* [Objective]:
Gather up every line that includes the string "Science".
** begin Records shown **
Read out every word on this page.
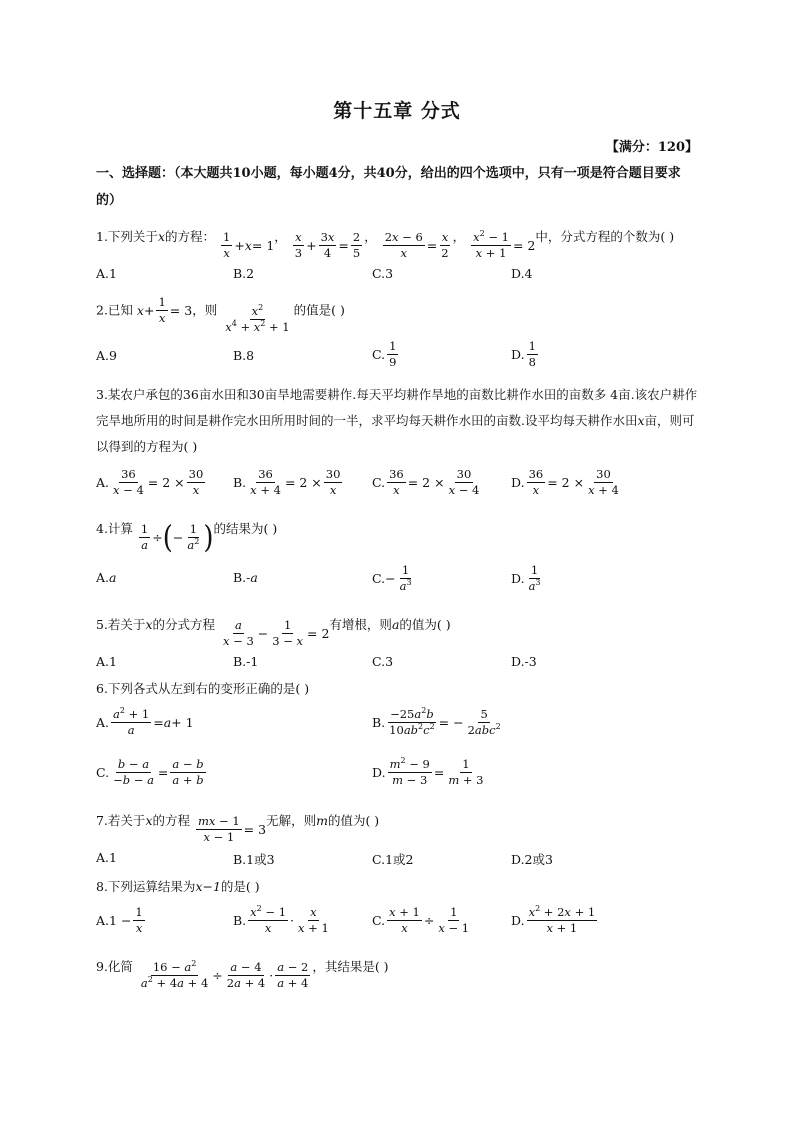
第十五章 分式
【满分：120】
一、选择题：（本大题共10小题，每小题4分，共40分，给出的四个选项中，只有一项是符合题目要求的）
1.下列关于x的方程： $\frac{1}{x} + x = 1$， $\frac{x}{3} + \frac{3x}{4} = \frac{2}{5}$ ， $\frac{2x - 6}{x} = \frac{x}{2}$ ， $\frac{x^2 - 1}{x + 1} = 2$中，分式方程的个数为( )
A.1	B.2	C.3	D.4
2.已知 $x + \frac{1}{x} = 3$，则 $\frac{x^2}{x^4 + x^2 + 1}$ 的值是( )
A.9	B.8	C. $\frac{1}{9}$	D. $\frac{1}{8}$
3.某农户承包的36亩水田和30亩旱地需要耕作.每天平均耕作旱地的亩数比耕作水田的亩数多 4亩.该农户耕作完旱地所用的时间是耕作完水田所用时间的一半，求平均每天耕作水田的亩数.设平均每天耕作水田x亩，则可以得到的方程为( )
A. $\frac{36}{x - 4} = 2 \times \frac{30}{x} B$. $\frac{36}{x + 4} = 2 \times \frac{30}{x} C$. $\frac{36}{x} = 2 \times \frac{30}{x - 4} D$. $\frac{36}{x} = 2 \times \frac{30}{x + 4}$
4.计算 $\frac{1}{a}$ ÷ ( − $\frac{1}{a^2}$ ) 的结果为( )
A. a	B. -a	C. − $\frac{1}{a^3}$	D. $\frac{1}{a^3}$
5.若关于x的分式方程 $\frac{a}{x - 3} - \frac{1}{3 - x} = 2$有增根，则a的值为( )
A.1	B.-1	C.3	D.-3
6.下列各式从左到右的变形正确的是( )
A. $\frac{a^2 + 1}{a} = a + 1$	B. $\frac{-25a^2b}{10ab^2c^2}$ = − $\frac{5}{2abc^2}$
C. $\frac{b - a}{-b - a} = \frac{a - b}{a + b}$	D. $\frac{m^2 - 9}{m - 3} = \frac{1}{m + 3}$
7.若关于x的方程 $\frac{mx - 1}{x - 1} = 3$无解，则m的值为( )
A.1	B.1或3	C.1或2	D.2或3
8.下列运算结果为x−1的是( )
A. $1 - \frac{1}{x}$	B. $\frac{x^2 - 1}{x} \cdot \frac{x}{x + 1}$	C. $\frac{x + 1}{x} \div \frac{1}{x - 1}$	D. $\frac{x^2 + 2x + 1}{x + 1}$
9.化简 $\frac{16 - a^2}{a^2 + 4a + 4} \div \frac{a - 4}{2a + 4} \cdot \frac{a - 2}{a + 4}$ ，其结果是( )
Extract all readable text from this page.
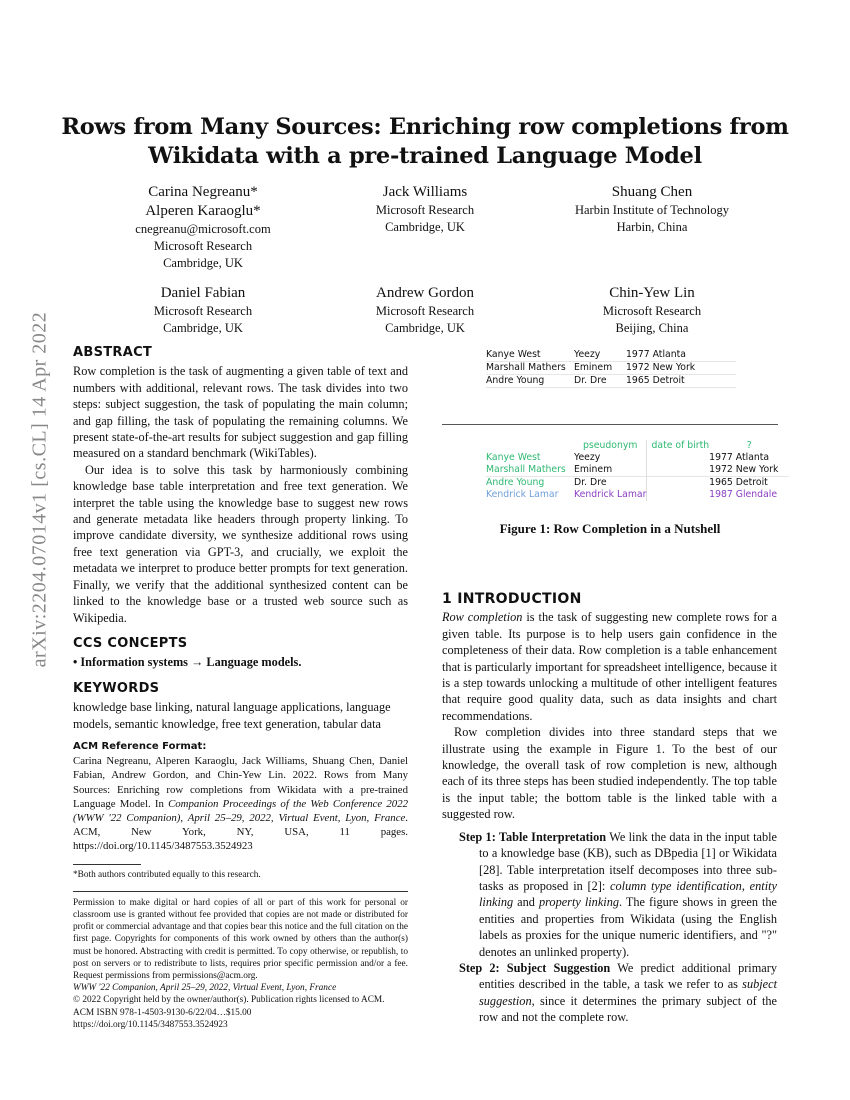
Rows from Many Sources: Enriching row completions from
Wikidata with a pre-trained Language Model
arXiv:2204.07014v1 [cs.CL] 14 Apr 2022
Carina Negreanu*
Alperen Karaoglu*
cnegreanu@microsoft.com
Microsoft Research
Cambridge, UK
Jack Williams
Microsoft Research
Cambridge, UK
Shuang Chen
Harbin Institute of Technology
Harbin, China
Daniel Fabian
Microsoft Research
Cambridge, UK
Andrew Gordon
Microsoft Research
Cambridge, UK
Chin-Yew Lin
Microsoft Research
Beijing, China
ABSTRACT

Row completion is the task of augmenting a given table of text and numbers with additional, relevant rows. The task divides into two steps: subject suggestion, the task of populating the main column; and gap filling, the task of populating the remaining columns. We present state-of-the-art results for subject suggestion and gap filling measured on a standard benchmark (WikiTables).

Our idea is to solve this task by harmoniously combining knowledge base table interpretation and free text generation. We interpret the table using the knowledge base to suggest new rows and generate metadata like headers through property linking. To improve candidate diversity, we synthesize additional rows using free text generation via GPT-3, and crucially, we exploit the metadata we interpret to produce better prompts for text generation. Finally, we verify that the additional synthesized content can be linked to the knowledge base or a trusted web source such as Wikipedia.

CCS CONCEPTS

• Information systems → Language models.

KEYWORDS

knowledge base linking, natural language applications, language models, semantic knowledge, free text generation, tabular data

ACM Reference Format:
Carina Negreanu, Alperen Karaoglu, Jack Williams, Shuang Chen, Daniel Fabian, Andrew Gordon, and Chin-Yew Lin. 2022. Rows from Many Sources: Enriching row completions from Wikidata with a pre-trained Language Model. In Companion Proceedings of the Web Conference 2022 (WWW '22 Companion), April 25–29, 2022, Virtual Event, Lyon, France. ACM, New York, NY, USA, 11 pages. https://doi.org/10.1145/3487553.3524923
*Both authors contributed equally to this research.
Permission to make digital or hard copies of all or part of this work for personal or classroom use is granted without fee provided that copies are not made or distributed for profit or commercial advantage and that copies bear this notice and the full citation on the first page. Copyrights for components of this work owned by others than the author(s) must be honored. Abstracting with credit is permitted. To copy otherwise, or republish, to post on servers or to redistribute to lists, requires prior specific permission and/or a fee. Request permissions from permissions@acm.org.
WWW '22 Companion, April 25–29, 2022, Virtual Event, Lyon, France
© 2022 Copyright held by the owner/author(s). Publication rights licensed to ACM.
ACM ISBN 978-1-4503-9130-6/22/04…$15.00
https://doi.org/10.1145/3487553.3524923
Kanye West	Yeezy	1977 Atlanta
Marshall Mathers	Eminem	1972 New York
Andre Young	Dr. Dre	1965 Detroit
	pseudonym	date of birth	?
Kanye West	Yeezy		1977 Atlanta
Marshall Mathers	Eminem		1972 New York
Andre Young	Dr. Dre		1965 Detroit
Kendrick Lamar	Kendrick Lamar		1987 Glendale
Figure 1: Row Completion in a Nutshell
1 INTRODUCTION

Row completion is the task of suggesting new complete rows for a given table. Its purpose is to help users gain confidence in the completeness of their data. Row completion is a table enhancement that is particularly important for spreadsheet intelligence, because it is a step towards unlocking a multitude of other intelligent features that require good quality data, such as data insights and chart recommendations.

Row completion divides into three standard steps that we illustrate using the example in Figure 1. To the best of our knowledge, the overall task of row completion is new, although each of its three steps has been studied independently. The top table is the input table; the bottom table is the linked table with a suggested row.

Step 1: Table Interpretation We link the data in the input table to a knowledge base (KB), such as DBpedia [1] or Wikidata [28]. Table interpretation itself decomposes into three sub-tasks as proposed in [2]: column type identification, entity linking and property linking. The figure shows in green the entities and properties from Wikidata (using the English labels as proxies for the unique numeric identifiers, and "?" denotes an unlinked property).

Step 2: Subject Suggestion We predict additional primary entities described in the table, a task we refer to as subject suggestion, since it determines the primary subject of the row and not the complete row.
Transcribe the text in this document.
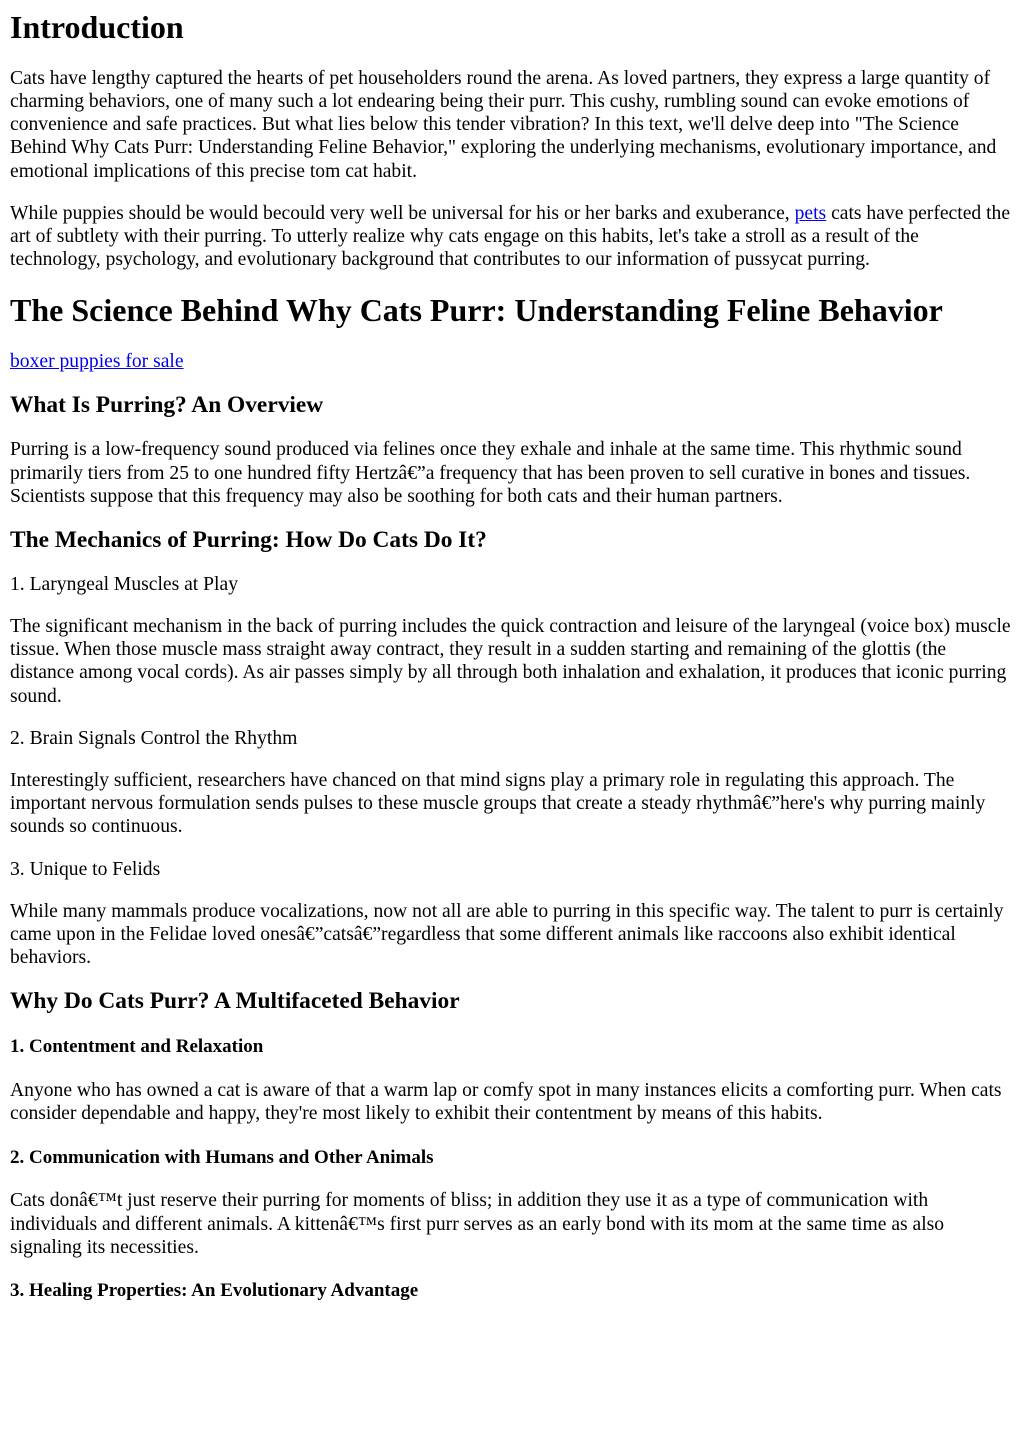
Introduction

Cats have lengthy captured the hearts of pet householders round the arena. As loved partners, they express a large quantity of charming behaviors, one of many such a lot endearing being their purr. This cushy, rumbling sound can evoke emotions of convenience and safe practices. But what lies below this tender vibration? In this text, we'll delve deep into "The Science Behind Why Cats Purr: Understanding Feline Behavior," exploring the underlying mechanisms, evolutionary importance, and emotional implications of this precise tom cat habit.

While puppies should be would becould very well be universal for his or her barks and exuberance, pets cats have perfected the art of subtlety with their purring. To utterly realize why cats engage on this habits, let's take a stroll as a result of the technology, psychology, and evolutionary background that contributes to our information of pussycat purring.

The Science Behind Why Cats Purr: Understanding Feline Behavior

boxer puppies for sale

What Is Purring? An Overview

Purring is a low-frequency sound produced via felines once they exhale and inhale at the same time. This rhythmic sound primarily tiers from 25 to one hundred fifty Hertzâ€”a frequency that has been proven to sell curative in bones and tissues. Scientists suppose that this frequency may also be soothing for both cats and their human partners.

The Mechanics of Purring: How Do Cats Do It?

1. Laryngeal Muscles at Play

The significant mechanism in the back of purring includes the quick contraction and leisure of the laryngeal (voice box) muscle tissue. When those muscle mass straight away contract, they result in a sudden starting and remaining of the glottis (the distance among vocal cords). As air passes simply by all through both inhalation and exhalation, it produces that iconic purring sound.

2. Brain Signals Control the Rhythm

Interestingly sufficient, researchers have chanced on that mind signs play a primary role in regulating this approach. The important nervous formulation sends pulses to these muscle groups that create a steady rhythmâ€”here's why purring mainly sounds so continuous.

3. Unique to Felids

While many mammals produce vocalizations, now not all are able to purring in this specific way. The talent to purr is certainly came upon in the Felidae loved onesâ€”catsâ€”regardless that some different animals like raccoons also exhibit identical behaviors.

Why Do Cats Purr? A Multifaceted Behavior
1. Contentment and Relaxation

Anyone who has owned a cat is aware of that a warm lap or comfy spot in many instances elicits a comforting purr. When cats consider dependable and happy, they're most likely to exhibit their contentment by means of this habits.

2. Communication with Humans and Other Animals

Cats donâ€™t just reserve their purring for moments of bliss; in addition they use it as a type of communication with individuals and different animals. A kittenâ€™s first purr serves as an early bond with its mom at the same time as also signaling its necessities.

3. Healing Properties: An Evolutionary Advantage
** end Records shown **
* [Result of the task]:
Cats have lengthy captured the hearts of pet householders round the arena. As loved partners, they express a large quantity of charming behaviors, one of many such a lot endearing being their purr. This cushy, rumbling sound can evoke emotions of convenience and safe practices. But what lies below this tender vibration? In this text, we'll delve deep into "The Science Behind Why Cats Purr: Understanding Feline Behavior," exploring the underlying mechanisms, evolutionary importance, and emotional implications of this precise tom cat habit.
The Science Behind Why Cats Purr: Understanding Feline Behavior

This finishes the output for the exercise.